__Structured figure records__
━━━━━━

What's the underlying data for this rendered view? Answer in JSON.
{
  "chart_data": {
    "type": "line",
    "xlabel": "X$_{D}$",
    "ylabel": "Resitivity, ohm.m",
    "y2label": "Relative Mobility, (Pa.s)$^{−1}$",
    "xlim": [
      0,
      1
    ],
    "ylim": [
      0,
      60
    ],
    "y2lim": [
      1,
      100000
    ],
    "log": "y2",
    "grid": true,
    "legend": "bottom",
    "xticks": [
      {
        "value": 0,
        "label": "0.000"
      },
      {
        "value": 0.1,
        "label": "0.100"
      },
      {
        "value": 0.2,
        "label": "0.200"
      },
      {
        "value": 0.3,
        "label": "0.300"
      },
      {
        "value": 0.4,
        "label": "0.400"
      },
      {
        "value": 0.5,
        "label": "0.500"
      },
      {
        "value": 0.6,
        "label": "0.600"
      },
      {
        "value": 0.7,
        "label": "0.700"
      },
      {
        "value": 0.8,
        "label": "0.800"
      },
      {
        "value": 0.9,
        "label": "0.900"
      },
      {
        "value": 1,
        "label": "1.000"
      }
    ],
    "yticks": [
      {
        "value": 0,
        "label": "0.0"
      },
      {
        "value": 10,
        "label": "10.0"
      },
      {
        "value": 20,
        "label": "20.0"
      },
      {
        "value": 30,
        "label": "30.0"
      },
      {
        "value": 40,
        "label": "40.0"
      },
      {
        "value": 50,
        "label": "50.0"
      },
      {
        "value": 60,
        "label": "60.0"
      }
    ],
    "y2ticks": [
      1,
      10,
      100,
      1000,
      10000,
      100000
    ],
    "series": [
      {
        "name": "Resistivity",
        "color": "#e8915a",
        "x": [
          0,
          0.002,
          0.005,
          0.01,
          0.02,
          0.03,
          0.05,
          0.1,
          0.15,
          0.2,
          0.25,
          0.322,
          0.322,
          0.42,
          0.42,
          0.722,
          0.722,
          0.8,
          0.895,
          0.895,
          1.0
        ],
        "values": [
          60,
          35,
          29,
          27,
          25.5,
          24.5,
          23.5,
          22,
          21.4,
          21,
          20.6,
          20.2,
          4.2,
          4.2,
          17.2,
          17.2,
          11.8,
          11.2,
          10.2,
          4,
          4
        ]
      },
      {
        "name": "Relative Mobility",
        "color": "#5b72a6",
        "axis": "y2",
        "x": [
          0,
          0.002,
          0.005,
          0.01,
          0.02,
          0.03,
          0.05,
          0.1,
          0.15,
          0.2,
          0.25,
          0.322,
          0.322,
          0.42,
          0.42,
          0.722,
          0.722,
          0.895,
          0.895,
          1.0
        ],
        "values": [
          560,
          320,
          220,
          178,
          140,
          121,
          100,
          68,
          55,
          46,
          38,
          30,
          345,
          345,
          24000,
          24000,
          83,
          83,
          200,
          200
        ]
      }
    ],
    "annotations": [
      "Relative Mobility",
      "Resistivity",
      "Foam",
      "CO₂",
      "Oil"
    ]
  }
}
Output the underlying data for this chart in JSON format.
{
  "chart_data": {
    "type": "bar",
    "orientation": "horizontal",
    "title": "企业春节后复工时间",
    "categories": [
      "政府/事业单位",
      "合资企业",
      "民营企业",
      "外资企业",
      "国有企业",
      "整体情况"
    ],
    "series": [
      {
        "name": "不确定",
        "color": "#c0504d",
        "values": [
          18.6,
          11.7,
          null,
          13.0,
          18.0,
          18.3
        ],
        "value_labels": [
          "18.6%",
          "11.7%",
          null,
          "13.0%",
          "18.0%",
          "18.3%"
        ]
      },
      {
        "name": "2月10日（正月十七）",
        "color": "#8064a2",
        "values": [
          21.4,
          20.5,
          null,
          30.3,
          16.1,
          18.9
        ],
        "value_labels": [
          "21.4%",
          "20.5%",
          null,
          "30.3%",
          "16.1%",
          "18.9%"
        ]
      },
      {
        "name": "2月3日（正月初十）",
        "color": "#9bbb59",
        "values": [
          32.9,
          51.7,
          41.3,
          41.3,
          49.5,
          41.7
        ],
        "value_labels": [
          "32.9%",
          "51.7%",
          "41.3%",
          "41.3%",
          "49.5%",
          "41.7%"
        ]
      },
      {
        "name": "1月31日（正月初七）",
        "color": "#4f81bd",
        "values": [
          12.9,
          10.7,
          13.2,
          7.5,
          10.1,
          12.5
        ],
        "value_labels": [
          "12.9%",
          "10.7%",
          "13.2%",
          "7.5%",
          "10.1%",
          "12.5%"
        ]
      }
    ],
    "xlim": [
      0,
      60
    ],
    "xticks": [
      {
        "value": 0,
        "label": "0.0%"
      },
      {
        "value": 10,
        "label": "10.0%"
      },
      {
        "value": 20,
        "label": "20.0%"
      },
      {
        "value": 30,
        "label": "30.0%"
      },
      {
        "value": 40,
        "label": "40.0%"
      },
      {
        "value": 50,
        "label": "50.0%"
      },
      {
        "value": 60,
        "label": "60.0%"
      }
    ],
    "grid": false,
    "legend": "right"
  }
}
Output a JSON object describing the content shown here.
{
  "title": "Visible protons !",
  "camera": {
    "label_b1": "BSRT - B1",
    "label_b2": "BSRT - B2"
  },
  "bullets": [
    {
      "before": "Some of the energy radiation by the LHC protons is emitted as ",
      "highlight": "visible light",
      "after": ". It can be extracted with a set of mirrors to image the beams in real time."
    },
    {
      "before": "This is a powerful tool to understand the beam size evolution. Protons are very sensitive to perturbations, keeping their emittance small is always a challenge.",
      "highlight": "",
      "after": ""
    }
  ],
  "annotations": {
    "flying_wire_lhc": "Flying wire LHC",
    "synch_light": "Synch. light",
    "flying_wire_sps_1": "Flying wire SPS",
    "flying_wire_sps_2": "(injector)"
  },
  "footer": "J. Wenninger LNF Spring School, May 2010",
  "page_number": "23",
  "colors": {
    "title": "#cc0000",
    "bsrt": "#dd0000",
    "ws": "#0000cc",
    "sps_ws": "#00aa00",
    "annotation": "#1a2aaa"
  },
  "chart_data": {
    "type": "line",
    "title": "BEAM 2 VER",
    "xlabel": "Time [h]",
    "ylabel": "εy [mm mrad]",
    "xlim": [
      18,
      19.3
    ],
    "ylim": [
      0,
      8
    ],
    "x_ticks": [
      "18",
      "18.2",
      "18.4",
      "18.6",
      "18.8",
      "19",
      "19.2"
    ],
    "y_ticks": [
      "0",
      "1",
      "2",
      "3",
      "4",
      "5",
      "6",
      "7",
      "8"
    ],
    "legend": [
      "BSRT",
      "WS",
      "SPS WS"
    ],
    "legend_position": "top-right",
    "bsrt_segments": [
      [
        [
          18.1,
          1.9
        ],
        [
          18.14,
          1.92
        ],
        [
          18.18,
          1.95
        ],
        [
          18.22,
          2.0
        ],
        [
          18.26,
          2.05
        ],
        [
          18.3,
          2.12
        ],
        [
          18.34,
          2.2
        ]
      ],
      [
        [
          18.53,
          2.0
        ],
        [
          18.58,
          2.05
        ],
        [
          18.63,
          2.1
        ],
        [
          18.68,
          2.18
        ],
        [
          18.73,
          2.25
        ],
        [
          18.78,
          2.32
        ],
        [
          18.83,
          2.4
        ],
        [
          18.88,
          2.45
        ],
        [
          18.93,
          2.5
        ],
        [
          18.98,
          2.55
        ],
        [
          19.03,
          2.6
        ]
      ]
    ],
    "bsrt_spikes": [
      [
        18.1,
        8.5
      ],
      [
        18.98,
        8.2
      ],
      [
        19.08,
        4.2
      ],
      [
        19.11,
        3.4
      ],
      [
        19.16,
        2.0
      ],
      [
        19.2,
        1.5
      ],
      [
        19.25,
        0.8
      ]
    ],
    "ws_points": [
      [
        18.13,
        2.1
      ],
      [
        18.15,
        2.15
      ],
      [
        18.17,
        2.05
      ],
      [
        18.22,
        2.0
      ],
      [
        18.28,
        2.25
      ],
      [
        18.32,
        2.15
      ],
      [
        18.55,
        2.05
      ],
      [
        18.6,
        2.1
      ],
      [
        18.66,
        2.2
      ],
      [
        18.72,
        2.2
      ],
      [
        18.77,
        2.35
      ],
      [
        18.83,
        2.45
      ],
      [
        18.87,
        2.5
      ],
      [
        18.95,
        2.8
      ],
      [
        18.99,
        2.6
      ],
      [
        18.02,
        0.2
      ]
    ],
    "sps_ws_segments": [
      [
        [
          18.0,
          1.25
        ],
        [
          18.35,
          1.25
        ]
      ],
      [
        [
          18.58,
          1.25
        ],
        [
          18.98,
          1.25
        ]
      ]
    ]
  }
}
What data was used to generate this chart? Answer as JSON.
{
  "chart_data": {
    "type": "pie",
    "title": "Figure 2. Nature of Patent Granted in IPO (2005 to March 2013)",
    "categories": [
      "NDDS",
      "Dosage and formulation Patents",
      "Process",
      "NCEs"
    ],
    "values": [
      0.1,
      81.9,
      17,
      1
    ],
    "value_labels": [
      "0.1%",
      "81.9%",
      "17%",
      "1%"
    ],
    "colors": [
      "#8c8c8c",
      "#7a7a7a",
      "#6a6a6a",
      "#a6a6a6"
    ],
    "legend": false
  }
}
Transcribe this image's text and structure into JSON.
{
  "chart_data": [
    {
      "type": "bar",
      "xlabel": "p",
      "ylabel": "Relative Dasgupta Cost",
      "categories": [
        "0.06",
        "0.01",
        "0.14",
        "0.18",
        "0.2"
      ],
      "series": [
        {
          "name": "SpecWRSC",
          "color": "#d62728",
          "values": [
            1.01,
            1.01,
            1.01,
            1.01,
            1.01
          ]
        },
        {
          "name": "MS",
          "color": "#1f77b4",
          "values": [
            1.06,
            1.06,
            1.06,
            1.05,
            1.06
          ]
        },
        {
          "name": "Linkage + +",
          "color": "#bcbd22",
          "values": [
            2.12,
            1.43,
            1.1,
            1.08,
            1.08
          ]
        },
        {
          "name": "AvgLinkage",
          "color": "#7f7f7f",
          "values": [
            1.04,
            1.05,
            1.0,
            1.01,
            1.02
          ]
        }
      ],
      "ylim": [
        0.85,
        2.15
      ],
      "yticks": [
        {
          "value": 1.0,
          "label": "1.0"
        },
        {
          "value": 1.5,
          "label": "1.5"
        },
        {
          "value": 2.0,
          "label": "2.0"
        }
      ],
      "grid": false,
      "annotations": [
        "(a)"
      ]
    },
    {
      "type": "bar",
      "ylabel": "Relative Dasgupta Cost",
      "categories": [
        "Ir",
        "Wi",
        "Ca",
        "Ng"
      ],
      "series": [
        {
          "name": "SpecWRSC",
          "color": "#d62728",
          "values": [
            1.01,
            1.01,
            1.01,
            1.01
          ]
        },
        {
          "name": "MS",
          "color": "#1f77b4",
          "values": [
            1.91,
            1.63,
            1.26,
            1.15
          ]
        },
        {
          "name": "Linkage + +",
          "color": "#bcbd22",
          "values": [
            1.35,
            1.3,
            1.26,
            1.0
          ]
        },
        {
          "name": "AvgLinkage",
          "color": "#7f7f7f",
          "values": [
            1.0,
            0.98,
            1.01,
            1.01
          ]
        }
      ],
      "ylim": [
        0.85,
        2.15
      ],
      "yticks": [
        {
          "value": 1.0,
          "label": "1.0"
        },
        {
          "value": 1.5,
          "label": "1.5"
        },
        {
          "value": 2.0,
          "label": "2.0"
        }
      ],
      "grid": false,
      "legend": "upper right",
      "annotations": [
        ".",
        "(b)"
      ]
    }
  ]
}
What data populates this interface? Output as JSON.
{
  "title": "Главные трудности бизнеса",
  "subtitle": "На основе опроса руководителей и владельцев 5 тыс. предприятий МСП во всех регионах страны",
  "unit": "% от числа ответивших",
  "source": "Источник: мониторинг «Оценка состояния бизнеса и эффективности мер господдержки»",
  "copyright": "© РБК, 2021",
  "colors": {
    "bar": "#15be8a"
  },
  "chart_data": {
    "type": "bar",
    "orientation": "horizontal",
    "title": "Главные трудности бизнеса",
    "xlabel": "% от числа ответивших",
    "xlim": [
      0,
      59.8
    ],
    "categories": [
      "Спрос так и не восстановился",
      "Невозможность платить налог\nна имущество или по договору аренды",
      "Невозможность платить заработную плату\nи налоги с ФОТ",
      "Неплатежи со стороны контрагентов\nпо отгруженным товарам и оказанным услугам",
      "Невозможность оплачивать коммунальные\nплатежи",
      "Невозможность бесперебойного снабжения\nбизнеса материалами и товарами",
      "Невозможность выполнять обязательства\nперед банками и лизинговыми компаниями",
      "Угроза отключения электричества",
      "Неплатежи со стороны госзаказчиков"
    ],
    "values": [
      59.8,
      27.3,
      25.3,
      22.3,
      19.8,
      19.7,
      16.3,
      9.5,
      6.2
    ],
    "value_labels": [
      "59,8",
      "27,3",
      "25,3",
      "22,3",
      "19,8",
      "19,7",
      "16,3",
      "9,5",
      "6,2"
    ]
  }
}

━━━━━━

__What is expected__
Extract every line containing the string "ylabel" from the material.

__Task answer__
    "ylabel": "Resitivity, ohm.m",
    "ylabel": "εy [mm mrad]",
      "ylabel": "Relative Dasgupta Cost",
      "ylabel": "Relative Dasgupta Cost",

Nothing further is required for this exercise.